● **WHAT YOU NEED TO DO**:
Return the whole listing, keeping every character the same.

+++

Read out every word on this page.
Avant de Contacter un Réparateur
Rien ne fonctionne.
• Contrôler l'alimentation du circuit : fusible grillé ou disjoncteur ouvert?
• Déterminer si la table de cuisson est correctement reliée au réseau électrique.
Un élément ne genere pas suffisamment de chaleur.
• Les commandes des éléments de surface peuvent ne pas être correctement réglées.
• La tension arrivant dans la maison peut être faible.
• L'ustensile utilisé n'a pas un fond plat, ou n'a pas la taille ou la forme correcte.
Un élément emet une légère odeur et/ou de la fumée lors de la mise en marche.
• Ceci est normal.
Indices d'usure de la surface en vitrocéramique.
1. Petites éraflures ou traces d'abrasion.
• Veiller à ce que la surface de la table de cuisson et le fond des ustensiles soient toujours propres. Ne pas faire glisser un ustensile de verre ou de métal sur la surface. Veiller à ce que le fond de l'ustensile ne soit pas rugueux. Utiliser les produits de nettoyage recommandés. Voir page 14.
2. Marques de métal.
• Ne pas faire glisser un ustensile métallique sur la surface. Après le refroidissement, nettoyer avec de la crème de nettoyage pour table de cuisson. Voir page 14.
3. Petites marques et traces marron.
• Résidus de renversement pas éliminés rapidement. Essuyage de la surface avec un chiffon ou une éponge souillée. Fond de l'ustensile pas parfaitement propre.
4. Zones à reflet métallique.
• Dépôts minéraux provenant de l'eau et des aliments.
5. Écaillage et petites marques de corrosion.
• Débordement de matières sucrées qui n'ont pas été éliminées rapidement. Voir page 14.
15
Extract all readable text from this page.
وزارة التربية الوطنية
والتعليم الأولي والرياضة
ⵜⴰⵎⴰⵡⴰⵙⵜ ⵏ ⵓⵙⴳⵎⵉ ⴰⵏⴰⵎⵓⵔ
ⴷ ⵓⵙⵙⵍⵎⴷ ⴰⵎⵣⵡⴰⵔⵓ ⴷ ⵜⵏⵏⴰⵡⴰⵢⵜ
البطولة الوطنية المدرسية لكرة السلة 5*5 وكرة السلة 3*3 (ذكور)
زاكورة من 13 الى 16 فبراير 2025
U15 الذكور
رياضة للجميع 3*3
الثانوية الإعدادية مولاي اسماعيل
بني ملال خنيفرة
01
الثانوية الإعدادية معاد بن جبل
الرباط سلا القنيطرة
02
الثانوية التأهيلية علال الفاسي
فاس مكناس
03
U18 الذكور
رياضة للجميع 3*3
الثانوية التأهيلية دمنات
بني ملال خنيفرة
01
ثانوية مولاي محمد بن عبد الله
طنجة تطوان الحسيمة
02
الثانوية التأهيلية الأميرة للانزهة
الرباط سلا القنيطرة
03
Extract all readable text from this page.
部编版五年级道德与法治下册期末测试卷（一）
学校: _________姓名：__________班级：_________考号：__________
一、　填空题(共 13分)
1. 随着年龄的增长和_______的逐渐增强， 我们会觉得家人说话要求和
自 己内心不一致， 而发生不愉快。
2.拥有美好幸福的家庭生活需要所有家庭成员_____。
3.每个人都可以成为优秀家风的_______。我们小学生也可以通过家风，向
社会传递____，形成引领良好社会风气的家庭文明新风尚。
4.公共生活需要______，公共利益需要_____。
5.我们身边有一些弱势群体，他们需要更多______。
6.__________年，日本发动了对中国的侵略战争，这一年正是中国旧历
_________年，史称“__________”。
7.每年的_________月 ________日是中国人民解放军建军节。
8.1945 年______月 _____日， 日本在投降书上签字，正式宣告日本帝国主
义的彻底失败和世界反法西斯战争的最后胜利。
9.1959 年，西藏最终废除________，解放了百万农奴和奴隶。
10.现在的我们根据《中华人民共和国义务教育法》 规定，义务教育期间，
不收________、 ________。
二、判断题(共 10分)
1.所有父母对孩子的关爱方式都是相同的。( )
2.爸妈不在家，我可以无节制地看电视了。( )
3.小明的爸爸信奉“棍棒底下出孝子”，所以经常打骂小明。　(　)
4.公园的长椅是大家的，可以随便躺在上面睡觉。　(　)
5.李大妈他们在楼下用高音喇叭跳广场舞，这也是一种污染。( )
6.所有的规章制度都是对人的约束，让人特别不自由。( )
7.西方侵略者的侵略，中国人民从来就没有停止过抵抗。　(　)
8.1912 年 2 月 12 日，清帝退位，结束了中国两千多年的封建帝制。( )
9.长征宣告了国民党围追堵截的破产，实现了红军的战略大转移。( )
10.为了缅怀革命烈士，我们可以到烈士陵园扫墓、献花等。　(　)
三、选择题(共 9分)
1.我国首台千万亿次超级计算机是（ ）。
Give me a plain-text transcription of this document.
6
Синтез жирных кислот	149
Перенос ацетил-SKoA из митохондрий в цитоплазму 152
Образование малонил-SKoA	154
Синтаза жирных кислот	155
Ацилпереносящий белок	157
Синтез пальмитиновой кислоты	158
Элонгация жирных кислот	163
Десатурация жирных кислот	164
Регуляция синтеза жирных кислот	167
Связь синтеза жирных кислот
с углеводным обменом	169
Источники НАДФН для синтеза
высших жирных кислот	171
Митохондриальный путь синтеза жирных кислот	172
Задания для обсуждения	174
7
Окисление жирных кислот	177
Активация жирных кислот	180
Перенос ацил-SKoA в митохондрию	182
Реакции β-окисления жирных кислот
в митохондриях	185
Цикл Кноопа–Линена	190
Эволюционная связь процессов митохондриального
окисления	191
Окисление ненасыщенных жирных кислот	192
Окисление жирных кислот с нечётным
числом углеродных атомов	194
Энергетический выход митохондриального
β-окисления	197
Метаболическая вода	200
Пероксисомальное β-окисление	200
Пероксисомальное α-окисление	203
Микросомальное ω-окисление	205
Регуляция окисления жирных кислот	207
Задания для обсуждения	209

+++

● **OUTPUT OF THE EXERCISE**:
Read out every word on this page.
Avant de Contacter un Réparateur
Rien ne fonctionne.
• Contrôler l'alimentation du circuit : fusible grillé ou disjoncteur ouvert?
• Déterminer si la table de cuisson est correctement reliée au réseau électrique.
Un élément ne genere pas suffisamment de chaleur.
• Les commandes des éléments de surface peuvent ne pas être correctement réglées.
• La tension arrivant dans la maison peut être faible.
• L'ustensile utilisé n'a pas un fond plat, ou n'a pas la taille ou la forme correcte.
Un élément emet une légère odeur et/ou de la fumée lors de la mise en marche.
• Ceci est normal.
Indices d'usure de la surface en vitrocéramique.
1. Petites éraflures ou traces d'abrasion.
• Veiller à ce que la surface de la table de cuisson et le fond des ustensiles soient toujours propres. Ne pas faire glisser un ustensile de verre ou de métal sur la surface. Veiller à ce que le fond de l'ustensile ne soit pas rugueux. Utiliser les produits de nettoyage recommandés. Voir page 14.
2. Marques de métal.
• Ne pas faire glisser un ustensile métallique sur la surface. Après le refroidissement, nettoyer avec de la crème de nettoyage pour table de cuisson. Voir page 14.
3. Petites marques et traces marron.
• Résidus de renversement pas éliminés rapidement. Essuyage de la surface avec un chiffon ou une éponge souillée. Fond de l'ustensile pas parfaitement propre.
4. Zones à reflet métallique.
• Dépôts minéraux provenant de l'eau et des aliments.
5. Écaillage et petites marques de corrosion.
• Débordement de matières sucrées qui n'ont pas été éliminées rapidement. Voir page 14.
15
Extract all readable text from this page.
وزارة التربية الوطنية
والتعليم الأولي والرياضة
ⵜⴰⵎⴰⵡⴰⵙⵜ ⵏ ⵓⵙⴳⵎⵉ ⴰⵏⴰⵎⵓⵔ
ⴷ ⵓⵙⵙⵍⵎⴷ ⴰⵎⵣⵡⴰⵔⵓ ⴷ ⵜⵏⵏⴰⵡⴰⵢⵜ
البطولة الوطنية المدرسية لكرة السلة 5*5 وكرة السلة 3*3 (ذكور)
زاكورة من 13 الى 16 فبراير 2025
U15 الذكور
رياضة للجميع 3*3
الثانوية الإعدادية مولاي اسماعيل
بني ملال خنيفرة
01
الثانوية الإعدادية معاد بن جبل
الرباط سلا القنيطرة
02
الثانوية التأهيلية علال الفاسي
فاس مكناس
03
U18 الذكور
رياضة للجميع 3*3
الثانوية التأهيلية دمنات
بني ملال خنيفرة
01
ثانوية مولاي محمد بن عبد الله
طنجة تطوان الحسيمة
02
الثانوية التأهيلية الأميرة للانزهة
الرباط سلا القنيطرة
03
Extract all readable text from this page.
部编版五年级道德与法治下册期末测试卷（一）
学校: _________姓名：__________班级：_________考号：__________
一、　填空题(共 13分)
1. 随着年龄的增长和_______的逐渐增强， 我们会觉得家人说话要求和
自 己内心不一致， 而发生不愉快。
2.拥有美好幸福的家庭生活需要所有家庭成员_____。
3.每个人都可以成为优秀家风的_______。我们小学生也可以通过家风，向
社会传递____，形成引领良好社会风气的家庭文明新风尚。
4.公共生活需要______，公共利益需要_____。
5.我们身边有一些弱势群体，他们需要更多______。
6.__________年，日本发动了对中国的侵略战争，这一年正是中国旧历
_________年，史称“__________”。
7.每年的_________月 ________日是中国人民解放军建军节。
8.1945 年______月 _____日， 日本在投降书上签字，正式宣告日本帝国主
义的彻底失败和世界反法西斯战争的最后胜利。
9.1959 年，西藏最终废除________，解放了百万农奴和奴隶。
10.现在的我们根据《中华人民共和国义务教育法》 规定，义务教育期间，
不收________、 ________。
二、判断题(共 10分)
1.所有父母对孩子的关爱方式都是相同的。( )
2.爸妈不在家，我可以无节制地看电视了。( )
3.小明的爸爸信奉“棍棒底下出孝子”，所以经常打骂小明。　(　)
4.公园的长椅是大家的，可以随便躺在上面睡觉。　(　)
5.李大妈他们在楼下用高音喇叭跳广场舞，这也是一种污染。( )
6.所有的规章制度都是对人的约束，让人特别不自由。( )
7.西方侵略者的侵略，中国人民从来就没有停止过抵抗。　(　)
8.1912 年 2 月 12 日，清帝退位，结束了中国两千多年的封建帝制。( )
9.长征宣告了国民党围追堵截的破产，实现了红军的战略大转移。( )
10.为了缅怀革命烈士，我们可以到烈士陵园扫墓、献花等。　(　)
三、选择题(共 9分)
1.我国首台千万亿次超级计算机是（ ）。
Give me a plain-text transcription of this document.
6
Синтез жирных кислот	149
Перенос ацетил-SKoA из митохондрий в цитоплазму 152
Образование малонил-SKoA	154
Синтаза жирных кислот	155
Ацилпереносящий белок	157
Синтез пальмитиновой кислоты	158
Элонгация жирных кислот	163
Десатурация жирных кислот	164
Регуляция синтеза жирных кислот	167
Связь синтеза жирных кислот
с углеводным обменом	169
Источники НАДФН для синтеза
высших жирных кислот	171
Митохондриальный путь синтеза жирных кислот	172
Задания для обсуждения	174
7
Окисление жирных кислот	177
Активация жирных кислот	180
Перенос ацил-SKoA в митохондрию	182
Реакции β-окисления жирных кислот
в митохондриях	185
Цикл Кноопа–Линена	190
Эволюционная связь процессов митохондриального
окисления	191
Окисление ненасыщенных жирных кислот	192
Окисление жирных кислот с нечётным
числом углеродных атомов	194
Энергетический выход митохондриального
β-окисления	197
Метаболическая вода	200
Пероксисомальное β-окисление	200
Пероксисомальное α-окисление	203
Микросомальное ω-окисление	205
Регуляция окисления жирных кислот	207
Задания для обсуждения	209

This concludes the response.